§ **THE REQUEST**
How many of the lines below include "Cumulative"? Give the number and no other words.

§ **GIVEN DATA**

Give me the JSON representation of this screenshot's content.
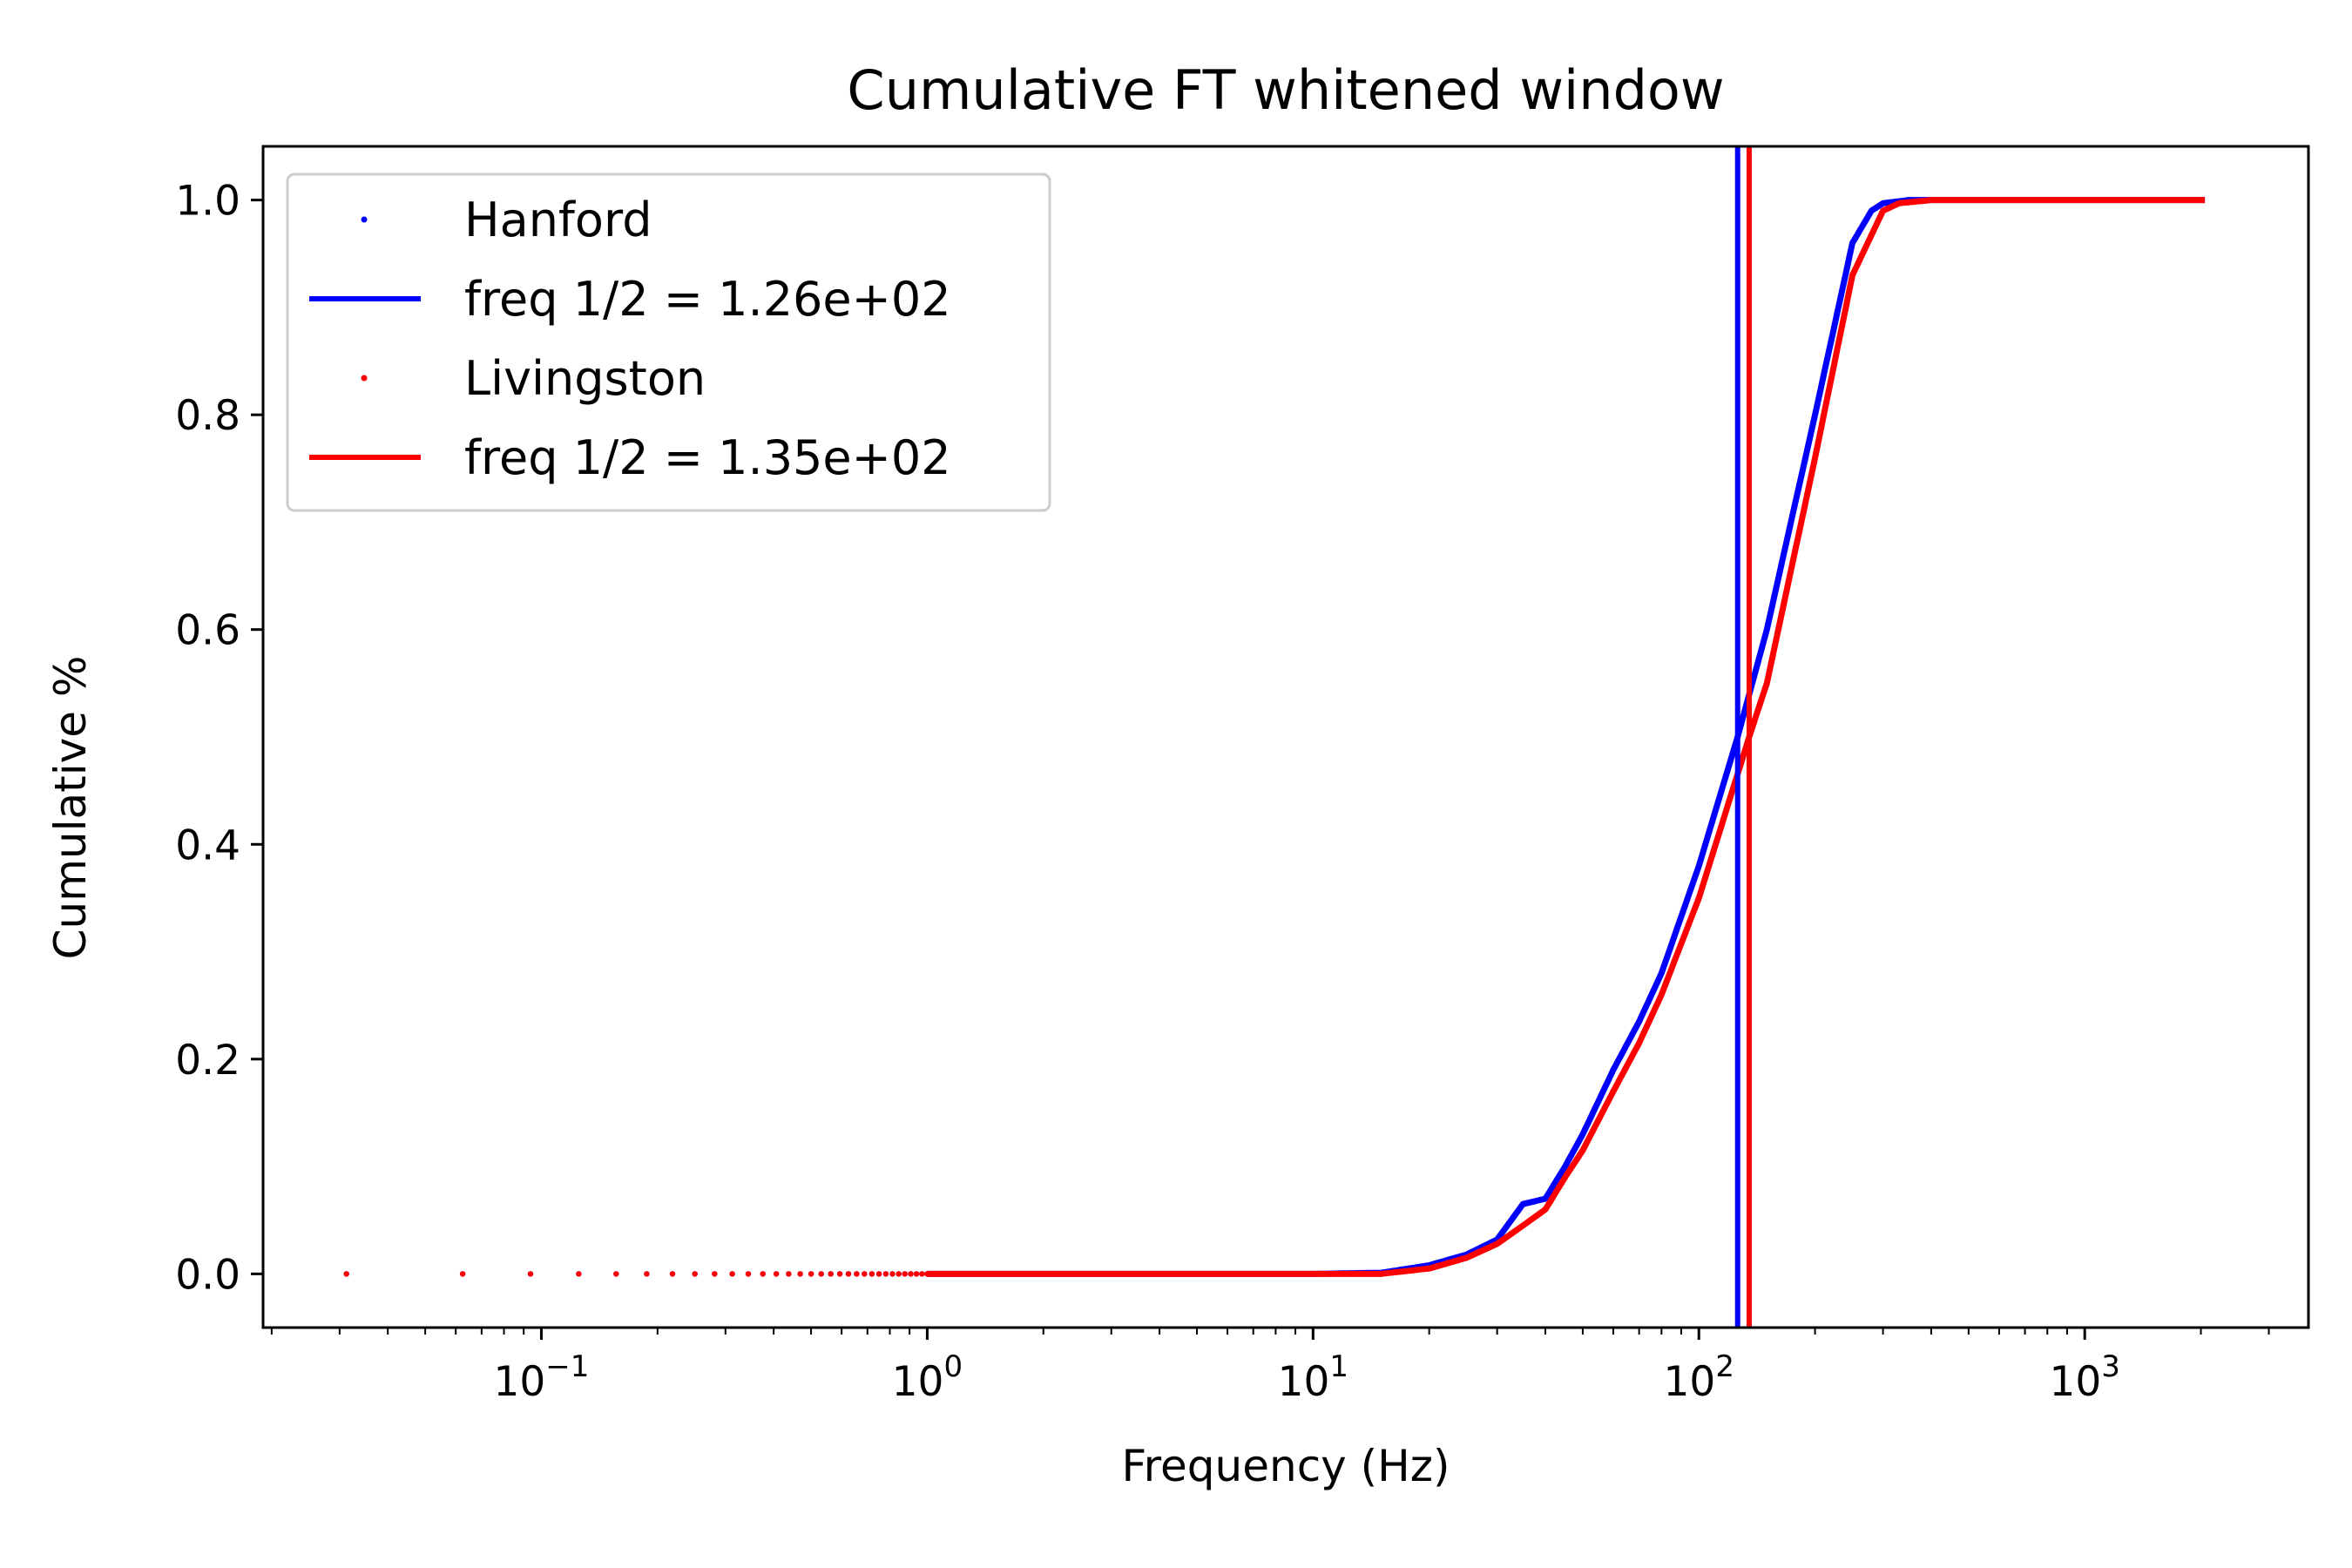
{
  "chart_data": {
    "type": "line",
    "title": "Cumulative FT whitened window",
    "xlabel": "Frequency (Hz)",
    "ylabel": "Cumulative %",
    "xscale": "log",
    "xlim": [
      0.019,
      3800
    ],
    "ylim": [
      -0.05,
      1.05
    ],
    "yticks": [
      {
        "value": 0.0,
        "label": "0.0"
      },
      {
        "value": 0.2,
        "label": "0.2"
      },
      {
        "value": 0.4,
        "label": "0.4"
      },
      {
        "value": 0.6,
        "label": "0.6"
      },
      {
        "value": 0.8,
        "label": "0.8"
      },
      {
        "value": 1.0,
        "label": "1.0"
      }
    ],
    "xticks": [
      {
        "value": 0.1,
        "base": "10",
        "exp": "−1"
      },
      {
        "value": 1,
        "base": "10",
        "exp": "0"
      },
      {
        "value": 10,
        "base": "10",
        "exp": "1"
      },
      {
        "value": 100,
        "base": "10",
        "exp": "2"
      },
      {
        "value": 1000,
        "base": "10",
        "exp": "3"
      }
    ],
    "legend_position": "top-left",
    "series": [
      {
        "name": "Hanford",
        "color": "#0000ff",
        "style": "dots",
        "x": [
          0.031,
          0.062,
          0.094,
          0.125,
          1,
          5,
          10,
          15,
          20,
          25,
          30,
          35,
          40,
          45,
          50,
          60,
          70,
          80,
          100,
          126,
          150,
          200,
          250,
          280,
          300,
          350,
          500,
          1000,
          2048
        ],
        "y": [
          0,
          0,
          0,
          0,
          0,
          0,
          0,
          0.001,
          0.008,
          0.018,
          0.032,
          0.065,
          0.07,
          0.1,
          0.13,
          0.19,
          0.235,
          0.28,
          0.38,
          0.5,
          0.6,
          0.8,
          0.96,
          0.99,
          0.997,
          1.0,
          1.0,
          1.0,
          1.0
        ]
      },
      {
        "name": "Livingston",
        "color": "#ff0000",
        "style": "dots",
        "x": [
          0.031,
          0.062,
          0.094,
          0.125,
          1,
          5,
          10,
          15,
          20,
          25,
          30,
          35,
          40,
          45,
          50,
          60,
          70,
          80,
          100,
          135,
          150,
          200,
          250,
          300,
          330,
          400,
          500,
          1000,
          2048
        ],
        "y": [
          0,
          0,
          0,
          0,
          0,
          0,
          0,
          0,
          0.005,
          0.015,
          0.028,
          0.045,
          0.06,
          0.09,
          0.115,
          0.17,
          0.215,
          0.26,
          0.35,
          0.5,
          0.55,
          0.76,
          0.93,
          0.99,
          0.997,
          1.0,
          1.0,
          1.0,
          1.0
        ]
      }
    ],
    "vlines": [
      {
        "name": "freq 1/2 = 1.26e+02",
        "x": 126,
        "color": "#0000ff"
      },
      {
        "name": "freq 1/2 = 1.35e+02",
        "x": 135,
        "color": "#ff0000"
      }
    ]
  }
}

§ **EXPECTED ANSWER**
2